EXERCISE GOAL:
Write out every entry exactly as it stands.

SUPPLIED RECORDS:
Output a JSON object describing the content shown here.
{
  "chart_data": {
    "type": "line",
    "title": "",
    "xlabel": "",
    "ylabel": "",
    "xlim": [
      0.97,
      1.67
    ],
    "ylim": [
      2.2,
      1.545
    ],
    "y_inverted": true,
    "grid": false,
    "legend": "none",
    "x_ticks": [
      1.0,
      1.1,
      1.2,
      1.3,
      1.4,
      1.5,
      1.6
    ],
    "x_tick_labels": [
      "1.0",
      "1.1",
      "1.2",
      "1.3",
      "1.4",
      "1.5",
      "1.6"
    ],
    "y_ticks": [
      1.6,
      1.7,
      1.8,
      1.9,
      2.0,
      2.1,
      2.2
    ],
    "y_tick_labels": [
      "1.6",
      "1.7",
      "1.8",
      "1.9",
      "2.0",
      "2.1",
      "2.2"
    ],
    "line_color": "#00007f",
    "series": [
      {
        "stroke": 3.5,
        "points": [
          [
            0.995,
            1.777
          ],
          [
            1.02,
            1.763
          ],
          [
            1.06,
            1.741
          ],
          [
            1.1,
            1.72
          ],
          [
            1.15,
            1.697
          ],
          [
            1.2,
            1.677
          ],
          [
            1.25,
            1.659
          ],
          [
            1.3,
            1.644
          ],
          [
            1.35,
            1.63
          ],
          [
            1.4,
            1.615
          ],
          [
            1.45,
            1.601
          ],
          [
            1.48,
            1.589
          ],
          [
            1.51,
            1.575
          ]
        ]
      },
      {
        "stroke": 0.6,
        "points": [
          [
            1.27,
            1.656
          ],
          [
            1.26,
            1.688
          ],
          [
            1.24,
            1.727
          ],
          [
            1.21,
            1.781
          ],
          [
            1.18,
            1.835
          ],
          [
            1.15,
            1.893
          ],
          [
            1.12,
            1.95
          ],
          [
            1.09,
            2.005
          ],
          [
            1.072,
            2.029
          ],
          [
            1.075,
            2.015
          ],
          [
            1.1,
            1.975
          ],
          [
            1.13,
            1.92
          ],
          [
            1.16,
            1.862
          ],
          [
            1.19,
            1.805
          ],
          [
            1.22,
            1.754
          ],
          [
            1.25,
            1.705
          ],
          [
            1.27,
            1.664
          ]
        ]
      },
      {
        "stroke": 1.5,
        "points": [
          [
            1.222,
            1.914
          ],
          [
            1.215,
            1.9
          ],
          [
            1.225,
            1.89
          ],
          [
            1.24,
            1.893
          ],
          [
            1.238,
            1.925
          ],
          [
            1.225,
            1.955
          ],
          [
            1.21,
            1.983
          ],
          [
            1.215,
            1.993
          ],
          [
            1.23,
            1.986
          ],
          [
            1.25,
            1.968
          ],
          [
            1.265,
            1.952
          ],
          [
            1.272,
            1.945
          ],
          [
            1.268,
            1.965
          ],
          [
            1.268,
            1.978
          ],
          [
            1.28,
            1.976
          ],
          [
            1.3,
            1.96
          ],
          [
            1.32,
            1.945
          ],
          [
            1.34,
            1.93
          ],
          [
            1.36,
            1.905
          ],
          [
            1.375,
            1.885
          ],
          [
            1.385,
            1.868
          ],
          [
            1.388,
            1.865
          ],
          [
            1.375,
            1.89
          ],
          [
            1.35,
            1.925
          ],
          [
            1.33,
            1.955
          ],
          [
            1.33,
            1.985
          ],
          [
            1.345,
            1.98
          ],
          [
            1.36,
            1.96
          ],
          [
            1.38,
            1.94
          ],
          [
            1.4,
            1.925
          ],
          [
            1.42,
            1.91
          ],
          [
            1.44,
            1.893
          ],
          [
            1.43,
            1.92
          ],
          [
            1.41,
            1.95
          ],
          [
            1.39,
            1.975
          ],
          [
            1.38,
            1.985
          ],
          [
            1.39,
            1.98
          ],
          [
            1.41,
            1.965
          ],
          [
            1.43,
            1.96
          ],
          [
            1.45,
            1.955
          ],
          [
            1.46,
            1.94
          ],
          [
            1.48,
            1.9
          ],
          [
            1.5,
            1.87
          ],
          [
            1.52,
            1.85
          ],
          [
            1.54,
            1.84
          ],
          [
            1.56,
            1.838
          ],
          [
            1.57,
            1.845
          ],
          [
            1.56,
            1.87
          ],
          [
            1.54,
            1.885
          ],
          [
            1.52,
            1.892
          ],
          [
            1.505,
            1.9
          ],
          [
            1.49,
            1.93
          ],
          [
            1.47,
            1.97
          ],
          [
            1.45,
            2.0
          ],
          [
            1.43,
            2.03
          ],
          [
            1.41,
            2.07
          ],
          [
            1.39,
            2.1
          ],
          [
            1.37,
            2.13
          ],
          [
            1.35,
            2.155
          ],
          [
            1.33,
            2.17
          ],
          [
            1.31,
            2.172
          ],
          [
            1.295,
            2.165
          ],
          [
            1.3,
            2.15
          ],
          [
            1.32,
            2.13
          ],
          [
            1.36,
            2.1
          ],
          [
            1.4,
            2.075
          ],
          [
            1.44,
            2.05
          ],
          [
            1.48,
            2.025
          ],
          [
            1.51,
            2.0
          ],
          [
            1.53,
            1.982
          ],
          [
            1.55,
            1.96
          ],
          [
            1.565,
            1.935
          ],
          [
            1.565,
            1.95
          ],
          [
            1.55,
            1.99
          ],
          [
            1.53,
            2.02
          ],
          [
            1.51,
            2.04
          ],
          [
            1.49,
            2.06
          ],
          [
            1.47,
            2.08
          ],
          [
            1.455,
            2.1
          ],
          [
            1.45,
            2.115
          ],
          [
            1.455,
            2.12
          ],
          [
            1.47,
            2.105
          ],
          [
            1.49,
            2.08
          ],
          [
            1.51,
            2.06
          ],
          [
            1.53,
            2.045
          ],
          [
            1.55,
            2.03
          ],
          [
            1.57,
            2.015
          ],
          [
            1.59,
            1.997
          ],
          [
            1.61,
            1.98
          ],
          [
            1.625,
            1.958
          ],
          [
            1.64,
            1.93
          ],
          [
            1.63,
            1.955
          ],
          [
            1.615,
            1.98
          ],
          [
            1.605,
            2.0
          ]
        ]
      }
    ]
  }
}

SOLUTION FOR THIS TASK:
Output a JSON object describing the content shown here.
{
  "chart_data": {
    "type": "line",
    "title": "",
    "xlabel": "",
    "ylabel": "",
    "xlim": [
      0.97,
      1.67
    ],
    "ylim": [
      2.2,
      1.545
    ],
    "y_inverted": true,
    "grid": false,
    "legend": "none",
    "x_ticks": [
      1.0,
      1.1,
      1.2,
      1.3,
      1.4,
      1.5,
      1.6
    ],
    "x_tick_labels": [
      "1.0",
      "1.1",
      "1.2",
      "1.3",
      "1.4",
      "1.5",
      "1.6"
    ],
    "y_ticks": [
      1.6,
      1.7,
      1.8,
      1.9,
      2.0,
      2.1,
      2.2
    ],
    "y_tick_labels": [
      "1.6",
      "1.7",
      "1.8",
      "1.9",
      "2.0",
      "2.1",
      "2.2"
    ],
    "line_color": "#00007f",
    "series": [
      {
        "stroke": 3.5,
        "points": [
          [
            0.995,
            1.777
          ],
          [
            1.02,
            1.763
          ],
          [
            1.06,
            1.741
          ],
          [
            1.1,
            1.72
          ],
          [
            1.15,
            1.697
          ],
          [
            1.2,
            1.677
          ],
          [
            1.25,
            1.659
          ],
          [
            1.3,
            1.644
          ],
          [
            1.35,
            1.63
          ],
          [
            1.4,
            1.615
          ],
          [
            1.45,
            1.601
          ],
          [
            1.48,
            1.589
          ],
          [
            1.51,
            1.575
          ]
        ]
      },
      {
        "stroke": 0.6,
        "points": [
          [
            1.27,
            1.656
          ],
          [
            1.26,
            1.688
          ],
          [
            1.24,
            1.727
          ],
          [
            1.21,
            1.781
          ],
          [
            1.18,
            1.835
          ],
          [
            1.15,
            1.893
          ],
          [
            1.12,
            1.95
          ],
          [
            1.09,
            2.005
          ],
          [
            1.072,
            2.029
          ],
          [
            1.075,
            2.015
          ],
          [
            1.1,
            1.975
          ],
          [
            1.13,
            1.92
          ],
          [
            1.16,
            1.862
          ],
          [
            1.19,
            1.805
          ],
          [
            1.22,
            1.754
          ],
          [
            1.25,
            1.705
          ],
          [
            1.27,
            1.664
          ]
        ]
      },
      {
        "stroke": 1.5,
        "points": [
          [
            1.222,
            1.914
          ],
          [
            1.215,
            1.9
          ],
          [
            1.225,
            1.89
          ],
          [
            1.24,
            1.893
          ],
          [
            1.238,
            1.925
          ],
          [
            1.225,
            1.955
          ],
          [
            1.21,
            1.983
          ],
          [
            1.215,
            1.993
          ],
          [
            1.23,
            1.986
          ],
          [
            1.25,
            1.968
          ],
          [
            1.265,
            1.952
          ],
          [
            1.272,
            1.945
          ],
          [
            1.268,
            1.965
          ],
          [
            1.268,
            1.978
          ],
          [
            1.28,
            1.976
          ],
          [
            1.3,
            1.96
          ],
          [
            1.32,
            1.945
          ],
          [
            1.34,
            1.93
          ],
          [
            1.36,
            1.905
          ],
          [
            1.375,
            1.885
          ],
          [
            1.385,
            1.868
          ],
          [
            1.388,
            1.865
          ],
          [
            1.375,
            1.89
          ],
          [
            1.35,
            1.925
          ],
          [
            1.33,
            1.955
          ],
          [
            1.33,
            1.985
          ],
          [
            1.345,
            1.98
          ],
          [
            1.36,
            1.96
          ],
          [
            1.38,
            1.94
          ],
          [
            1.4,
            1.925
          ],
          [
            1.42,
            1.91
          ],
          [
            1.44,
            1.893
          ],
          [
            1.43,
            1.92
          ],
          [
            1.41,
            1.95
          ],
          [
            1.39,
            1.975
          ],
          [
            1.38,
            1.985
          ],
          [
            1.39,
            1.98
          ],
          [
            1.41,
            1.965
          ],
          [
            1.43,
            1.96
          ],
          [
            1.45,
            1.955
          ],
          [
            1.46,
            1.94
          ],
          [
            1.48,
            1.9
          ],
          [
            1.5,
            1.87
          ],
          [
            1.52,
            1.85
          ],
          [
            1.54,
            1.84
          ],
          [
            1.56,
            1.838
          ],
          [
            1.57,
            1.845
          ],
          [
            1.56,
            1.87
          ],
          [
            1.54,
            1.885
          ],
          [
            1.52,
            1.892
          ],
          [
            1.505,
            1.9
          ],
          [
            1.49,
            1.93
          ],
          [
            1.47,
            1.97
          ],
          [
            1.45,
            2.0
          ],
          [
            1.43,
            2.03
          ],
          [
            1.41,
            2.07
          ],
          [
            1.39,
            2.1
          ],
          [
            1.37,
            2.13
          ],
          [
            1.35,
            2.155
          ],
          [
            1.33,
            2.17
          ],
          [
            1.31,
            2.172
          ],
          [
            1.295,
            2.165
          ],
          [
            1.3,
            2.15
          ],
          [
            1.32,
            2.13
          ],
          [
            1.36,
            2.1
          ],
          [
            1.4,
            2.075
          ],
          [
            1.44,
            2.05
          ],
          [
            1.48,
            2.025
          ],
          [
            1.51,
            2.0
          ],
          [
            1.53,
            1.982
          ],
          [
            1.55,
            1.96
          ],
          [
            1.565,
            1.935
          ],
          [
            1.565,
            1.95
          ],
          [
            1.55,
            1.99
          ],
          [
            1.53,
            2.02
          ],
          [
            1.51,
            2.04
          ],
          [
            1.49,
            2.06
          ],
          [
            1.47,
            2.08
          ],
          [
            1.455,
            2.1
          ],
          [
            1.45,
            2.115
          ],
          [
            1.455,
            2.12
          ],
          [
            1.47,
            2.105
          ],
          [
            1.49,
            2.08
          ],
          [
            1.51,
            2.06
          ],
          [
            1.53,
            2.045
          ],
          [
            1.55,
            2.03
          ],
          [
            1.57,
            2.015
          ],
          [
            1.59,
            1.997
          ],
          [
            1.61,
            1.98
          ],
          [
            1.625,
            1.958
          ],
          [
            1.64,
            1.93
          ],
          [
            1.63,
            1.955
          ],
          [
            1.615,
            1.98
          ],
          [
            1.605,
            2.0
          ]
        ]
      }
    ]
  }
}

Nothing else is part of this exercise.